Can you print every record below exactly as written?
begin Material
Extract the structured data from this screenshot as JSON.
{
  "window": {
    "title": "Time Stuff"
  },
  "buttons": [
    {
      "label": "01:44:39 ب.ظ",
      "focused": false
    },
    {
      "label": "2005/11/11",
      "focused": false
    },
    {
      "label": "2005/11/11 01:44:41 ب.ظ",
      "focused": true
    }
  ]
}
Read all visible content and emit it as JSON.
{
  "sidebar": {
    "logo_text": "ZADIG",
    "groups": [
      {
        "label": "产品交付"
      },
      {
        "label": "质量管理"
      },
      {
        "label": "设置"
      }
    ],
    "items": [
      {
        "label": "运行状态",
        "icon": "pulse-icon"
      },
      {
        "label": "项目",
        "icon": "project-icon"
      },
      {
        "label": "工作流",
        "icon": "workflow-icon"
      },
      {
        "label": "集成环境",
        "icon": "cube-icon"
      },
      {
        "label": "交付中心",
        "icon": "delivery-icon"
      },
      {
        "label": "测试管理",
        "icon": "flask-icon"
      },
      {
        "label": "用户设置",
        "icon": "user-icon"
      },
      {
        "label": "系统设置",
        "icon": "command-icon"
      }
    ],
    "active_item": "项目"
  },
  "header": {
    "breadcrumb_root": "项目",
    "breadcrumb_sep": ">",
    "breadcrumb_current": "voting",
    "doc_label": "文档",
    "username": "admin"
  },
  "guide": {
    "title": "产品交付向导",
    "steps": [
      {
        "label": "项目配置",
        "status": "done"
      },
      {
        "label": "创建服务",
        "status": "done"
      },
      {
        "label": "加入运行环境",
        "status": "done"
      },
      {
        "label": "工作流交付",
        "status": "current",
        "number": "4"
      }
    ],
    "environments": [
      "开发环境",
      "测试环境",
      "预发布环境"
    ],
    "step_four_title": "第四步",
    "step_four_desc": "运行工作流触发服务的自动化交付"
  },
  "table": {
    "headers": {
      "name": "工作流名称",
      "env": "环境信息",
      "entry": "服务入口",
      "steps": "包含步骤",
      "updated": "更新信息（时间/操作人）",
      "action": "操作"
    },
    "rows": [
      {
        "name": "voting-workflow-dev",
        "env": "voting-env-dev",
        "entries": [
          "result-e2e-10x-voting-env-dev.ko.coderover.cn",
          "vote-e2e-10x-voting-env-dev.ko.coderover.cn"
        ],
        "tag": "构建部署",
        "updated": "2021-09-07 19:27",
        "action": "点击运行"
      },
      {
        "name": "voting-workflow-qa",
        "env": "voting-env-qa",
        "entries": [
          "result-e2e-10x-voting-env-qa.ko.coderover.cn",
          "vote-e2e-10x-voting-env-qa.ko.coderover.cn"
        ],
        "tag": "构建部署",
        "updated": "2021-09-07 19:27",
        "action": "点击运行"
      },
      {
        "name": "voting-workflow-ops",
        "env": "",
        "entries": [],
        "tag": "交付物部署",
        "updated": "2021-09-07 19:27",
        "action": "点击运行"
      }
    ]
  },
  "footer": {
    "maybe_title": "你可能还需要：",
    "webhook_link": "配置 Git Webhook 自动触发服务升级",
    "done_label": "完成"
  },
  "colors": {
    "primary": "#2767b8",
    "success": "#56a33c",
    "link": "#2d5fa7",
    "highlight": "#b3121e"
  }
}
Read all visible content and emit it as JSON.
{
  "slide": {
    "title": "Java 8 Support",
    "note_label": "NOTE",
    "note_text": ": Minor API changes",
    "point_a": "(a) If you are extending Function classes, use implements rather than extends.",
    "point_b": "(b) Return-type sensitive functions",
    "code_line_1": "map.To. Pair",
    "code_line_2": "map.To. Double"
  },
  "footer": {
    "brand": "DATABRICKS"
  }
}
end Material
**Written response**
Extract the structured data from this screenshot as JSON.
{
  "window": {
    "title": "Time Stuff"
  },
  "buttons": [
    {
      "label": "01:44:39 ب.ظ",
      "focused": false
    },
    {
      "label": "2005/11/11",
      "focused": false
    },
    {
      "label": "2005/11/11 01:44:41 ب.ظ",
      "focused": true
    }
  ]
}
Read all visible content and emit it as JSON.
{
  "sidebar": {
    "logo_text": "ZADIG",
    "groups": [
      {
        "label": "产品交付"
      },
      {
        "label": "质量管理"
      },
      {
        "label": "设置"
      }
    ],
    "items": [
      {
        "label": "运行状态",
        "icon": "pulse-icon"
      },
      {
        "label": "项目",
        "icon": "project-icon"
      },
      {
        "label": "工作流",
        "icon": "workflow-icon"
      },
      {
        "label": "集成环境",
        "icon": "cube-icon"
      },
      {
        "label": "交付中心",
        "icon": "delivery-icon"
      },
      {
        "label": "测试管理",
        "icon": "flask-icon"
      },
      {
        "label": "用户设置",
        "icon": "user-icon"
      },
      {
        "label": "系统设置",
        "icon": "command-icon"
      }
    ],
    "active_item": "项目"
  },
  "header": {
    "breadcrumb_root": "项目",
    "breadcrumb_sep": ">",
    "breadcrumb_current": "voting",
    "doc_label": "文档",
    "username": "admin"
  },
  "guide": {
    "title": "产品交付向导",
    "steps": [
      {
        "label": "项目配置",
        "status": "done"
      },
      {
        "label": "创建服务",
        "status": "done"
      },
      {
        "label": "加入运行环境",
        "status": "done"
      },
      {
        "label": "工作流交付",
        "status": "current",
        "number": "4"
      }
    ],
    "environments": [
      "开发环境",
      "测试环境",
      "预发布环境"
    ],
    "step_four_title": "第四步",
    "step_four_desc": "运行工作流触发服务的自动化交付"
  },
  "table": {
    "headers": {
      "name": "工作流名称",
      "env": "环境信息",
      "entry": "服务入口",
      "steps": "包含步骤",
      "updated": "更新信息（时间/操作人）",
      "action": "操作"
    },
    "rows": [
      {
        "name": "voting-workflow-dev",
        "env": "voting-env-dev",
        "entries": [
          "result-e2e-10x-voting-env-dev.ko.coderover.cn",
          "vote-e2e-10x-voting-env-dev.ko.coderover.cn"
        ],
        "tag": "构建部署",
        "updated": "2021-09-07 19:27",
        "action": "点击运行"
      },
      {
        "name": "voting-workflow-qa",
        "env": "voting-env-qa",
        "entries": [
          "result-e2e-10x-voting-env-qa.ko.coderover.cn",
          "vote-e2e-10x-voting-env-qa.ko.coderover.cn"
        ],
        "tag": "构建部署",
        "updated": "2021-09-07 19:27",
        "action": "点击运行"
      },
      {
        "name": "voting-workflow-ops",
        "env": "",
        "entries": [],
        "tag": "交付物部署",
        "updated": "2021-09-07 19:27",
        "action": "点击运行"
      }
    ]
  },
  "footer": {
    "maybe_title": "你可能还需要：",
    "webhook_link": "配置 Git Webhook 自动触发服务升级",
    "done_label": "完成"
  },
  "colors": {
    "primary": "#2767b8",
    "success": "#56a33c",
    "link": "#2d5fa7",
    "highlight": "#b3121e"
  }
}
Read all visible content and emit it as JSON.
{
  "slide": {
    "title": "Java 8 Support",
    "note_label": "NOTE",
    "note_text": ": Minor API changes",
    "point_a": "(a) If you are extending Function classes, use implements rather than extends.",
    "point_b": "(b) Return-type sensitive functions",
    "code_line_1": "map.To. Pair",
    "code_line_2": "map.To. Double"
  },
  "footer": {
    "brand": "DATABRICKS"
  }
}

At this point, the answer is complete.